%%

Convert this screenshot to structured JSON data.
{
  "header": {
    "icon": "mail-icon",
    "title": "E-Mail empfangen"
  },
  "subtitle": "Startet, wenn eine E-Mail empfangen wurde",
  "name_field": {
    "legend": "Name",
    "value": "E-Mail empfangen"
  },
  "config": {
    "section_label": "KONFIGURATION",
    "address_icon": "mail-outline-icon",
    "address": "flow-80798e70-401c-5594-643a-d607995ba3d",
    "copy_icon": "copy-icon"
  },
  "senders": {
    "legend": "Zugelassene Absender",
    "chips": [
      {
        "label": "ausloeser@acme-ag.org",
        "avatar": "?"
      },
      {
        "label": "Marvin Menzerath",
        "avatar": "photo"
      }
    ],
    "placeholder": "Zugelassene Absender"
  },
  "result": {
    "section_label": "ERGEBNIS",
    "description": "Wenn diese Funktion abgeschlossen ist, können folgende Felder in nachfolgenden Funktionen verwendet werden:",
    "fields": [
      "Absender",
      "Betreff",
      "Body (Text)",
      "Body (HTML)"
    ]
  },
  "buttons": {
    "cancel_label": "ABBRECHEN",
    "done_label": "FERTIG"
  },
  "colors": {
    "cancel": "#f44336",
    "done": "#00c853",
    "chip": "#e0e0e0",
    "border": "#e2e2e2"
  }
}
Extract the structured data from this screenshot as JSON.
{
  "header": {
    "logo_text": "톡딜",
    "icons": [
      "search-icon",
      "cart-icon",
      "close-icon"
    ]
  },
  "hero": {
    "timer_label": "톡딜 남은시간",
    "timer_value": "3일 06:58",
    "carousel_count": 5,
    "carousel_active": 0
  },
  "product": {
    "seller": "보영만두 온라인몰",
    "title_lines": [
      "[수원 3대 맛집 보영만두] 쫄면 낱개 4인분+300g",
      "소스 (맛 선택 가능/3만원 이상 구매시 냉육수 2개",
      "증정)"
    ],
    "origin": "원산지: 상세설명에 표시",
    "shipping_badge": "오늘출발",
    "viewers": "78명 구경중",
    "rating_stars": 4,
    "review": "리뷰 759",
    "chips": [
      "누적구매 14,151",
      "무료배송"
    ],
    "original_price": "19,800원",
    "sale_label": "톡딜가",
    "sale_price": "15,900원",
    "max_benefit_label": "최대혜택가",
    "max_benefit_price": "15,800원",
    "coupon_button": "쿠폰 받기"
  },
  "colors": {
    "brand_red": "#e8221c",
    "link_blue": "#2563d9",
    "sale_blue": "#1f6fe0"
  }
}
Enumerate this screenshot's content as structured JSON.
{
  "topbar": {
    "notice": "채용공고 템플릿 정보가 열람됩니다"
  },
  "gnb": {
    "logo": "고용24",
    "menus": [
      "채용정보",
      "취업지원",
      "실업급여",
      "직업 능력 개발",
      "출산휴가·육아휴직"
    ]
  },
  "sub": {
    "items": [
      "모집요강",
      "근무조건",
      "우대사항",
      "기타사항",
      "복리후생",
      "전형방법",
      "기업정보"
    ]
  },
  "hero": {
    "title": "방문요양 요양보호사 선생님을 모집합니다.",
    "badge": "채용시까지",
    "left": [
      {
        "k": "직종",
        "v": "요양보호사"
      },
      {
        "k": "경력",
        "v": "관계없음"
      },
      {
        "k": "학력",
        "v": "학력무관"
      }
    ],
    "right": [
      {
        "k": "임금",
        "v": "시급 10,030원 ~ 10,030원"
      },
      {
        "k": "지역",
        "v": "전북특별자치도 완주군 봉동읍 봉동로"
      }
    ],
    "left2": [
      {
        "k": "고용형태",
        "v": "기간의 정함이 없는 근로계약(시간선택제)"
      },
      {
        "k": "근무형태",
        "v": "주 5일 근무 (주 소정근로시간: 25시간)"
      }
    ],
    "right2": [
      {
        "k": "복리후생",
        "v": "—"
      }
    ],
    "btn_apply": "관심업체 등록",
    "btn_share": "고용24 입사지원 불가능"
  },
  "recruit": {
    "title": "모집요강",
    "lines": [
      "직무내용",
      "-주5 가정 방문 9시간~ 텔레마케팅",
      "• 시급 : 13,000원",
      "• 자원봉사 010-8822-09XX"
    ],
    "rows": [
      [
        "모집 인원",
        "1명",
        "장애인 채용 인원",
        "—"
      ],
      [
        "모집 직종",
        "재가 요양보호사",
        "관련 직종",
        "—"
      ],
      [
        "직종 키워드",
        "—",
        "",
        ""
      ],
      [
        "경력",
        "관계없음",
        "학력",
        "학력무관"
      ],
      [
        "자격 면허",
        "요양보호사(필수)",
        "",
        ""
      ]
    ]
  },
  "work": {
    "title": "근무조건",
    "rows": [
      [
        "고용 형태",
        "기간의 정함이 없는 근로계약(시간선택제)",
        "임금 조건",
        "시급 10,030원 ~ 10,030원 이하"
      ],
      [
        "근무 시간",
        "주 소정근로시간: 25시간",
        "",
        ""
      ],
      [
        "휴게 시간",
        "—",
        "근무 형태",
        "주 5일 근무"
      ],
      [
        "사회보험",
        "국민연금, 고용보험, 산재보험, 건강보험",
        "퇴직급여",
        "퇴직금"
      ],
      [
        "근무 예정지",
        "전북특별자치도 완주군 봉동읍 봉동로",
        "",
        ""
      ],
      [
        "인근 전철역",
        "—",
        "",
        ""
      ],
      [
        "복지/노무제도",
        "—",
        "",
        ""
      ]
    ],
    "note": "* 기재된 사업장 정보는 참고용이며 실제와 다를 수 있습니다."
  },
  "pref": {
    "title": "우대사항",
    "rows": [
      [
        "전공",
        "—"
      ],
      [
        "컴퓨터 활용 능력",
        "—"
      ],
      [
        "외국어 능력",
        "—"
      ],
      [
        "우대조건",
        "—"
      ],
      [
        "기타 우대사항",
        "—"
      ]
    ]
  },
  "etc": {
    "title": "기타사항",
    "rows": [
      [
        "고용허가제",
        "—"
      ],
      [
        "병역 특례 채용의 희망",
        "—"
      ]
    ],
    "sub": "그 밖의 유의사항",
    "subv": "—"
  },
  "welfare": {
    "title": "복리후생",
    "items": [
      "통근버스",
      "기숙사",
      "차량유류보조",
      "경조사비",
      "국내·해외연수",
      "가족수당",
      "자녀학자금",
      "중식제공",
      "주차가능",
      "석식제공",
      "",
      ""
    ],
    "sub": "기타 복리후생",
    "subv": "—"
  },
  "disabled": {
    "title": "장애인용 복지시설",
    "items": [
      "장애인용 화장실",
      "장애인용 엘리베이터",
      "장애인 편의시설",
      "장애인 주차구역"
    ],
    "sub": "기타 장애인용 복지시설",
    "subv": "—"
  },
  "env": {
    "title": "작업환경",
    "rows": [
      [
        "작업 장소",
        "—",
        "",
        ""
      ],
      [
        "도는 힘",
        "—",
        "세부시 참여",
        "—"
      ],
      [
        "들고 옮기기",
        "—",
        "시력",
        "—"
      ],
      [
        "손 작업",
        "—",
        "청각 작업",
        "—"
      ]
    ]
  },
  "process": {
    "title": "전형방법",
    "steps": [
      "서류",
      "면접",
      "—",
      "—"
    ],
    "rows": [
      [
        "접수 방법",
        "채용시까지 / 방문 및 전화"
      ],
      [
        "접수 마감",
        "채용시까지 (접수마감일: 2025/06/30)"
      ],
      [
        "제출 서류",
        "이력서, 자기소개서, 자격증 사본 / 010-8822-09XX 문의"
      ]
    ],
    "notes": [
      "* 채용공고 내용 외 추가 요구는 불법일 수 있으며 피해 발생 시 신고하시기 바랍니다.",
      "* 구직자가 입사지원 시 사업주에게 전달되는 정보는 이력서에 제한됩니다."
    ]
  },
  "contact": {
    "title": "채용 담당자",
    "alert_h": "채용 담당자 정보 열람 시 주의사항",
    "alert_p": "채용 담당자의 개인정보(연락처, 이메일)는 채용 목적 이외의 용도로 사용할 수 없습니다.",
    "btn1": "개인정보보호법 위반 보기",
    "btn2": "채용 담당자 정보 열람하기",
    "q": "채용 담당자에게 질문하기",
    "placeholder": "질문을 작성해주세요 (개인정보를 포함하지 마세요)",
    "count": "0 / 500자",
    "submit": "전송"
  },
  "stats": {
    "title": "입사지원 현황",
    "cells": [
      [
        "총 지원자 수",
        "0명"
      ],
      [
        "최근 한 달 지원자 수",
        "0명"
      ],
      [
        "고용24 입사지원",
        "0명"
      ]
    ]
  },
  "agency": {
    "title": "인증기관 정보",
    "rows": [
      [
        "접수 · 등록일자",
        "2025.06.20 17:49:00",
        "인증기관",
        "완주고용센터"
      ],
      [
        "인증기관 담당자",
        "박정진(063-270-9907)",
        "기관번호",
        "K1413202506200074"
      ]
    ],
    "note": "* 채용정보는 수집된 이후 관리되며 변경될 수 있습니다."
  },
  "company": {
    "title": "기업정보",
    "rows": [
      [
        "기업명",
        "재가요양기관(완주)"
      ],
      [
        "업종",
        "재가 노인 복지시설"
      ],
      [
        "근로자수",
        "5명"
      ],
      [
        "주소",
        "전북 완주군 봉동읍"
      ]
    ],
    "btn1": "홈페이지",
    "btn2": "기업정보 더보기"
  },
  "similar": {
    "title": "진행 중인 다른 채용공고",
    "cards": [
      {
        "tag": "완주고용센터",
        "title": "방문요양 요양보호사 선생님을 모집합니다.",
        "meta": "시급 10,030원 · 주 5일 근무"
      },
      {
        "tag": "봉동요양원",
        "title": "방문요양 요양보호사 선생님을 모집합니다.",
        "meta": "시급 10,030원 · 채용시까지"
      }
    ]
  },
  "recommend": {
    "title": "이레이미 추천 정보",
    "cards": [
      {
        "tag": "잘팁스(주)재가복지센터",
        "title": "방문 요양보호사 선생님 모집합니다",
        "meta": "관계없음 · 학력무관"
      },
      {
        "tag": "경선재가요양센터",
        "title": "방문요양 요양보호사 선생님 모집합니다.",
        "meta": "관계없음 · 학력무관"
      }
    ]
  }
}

%%

**Set problem:** For the records above, state how many lines include the string "JSON", giving the number and nothing else.

**Exercise solution:** 3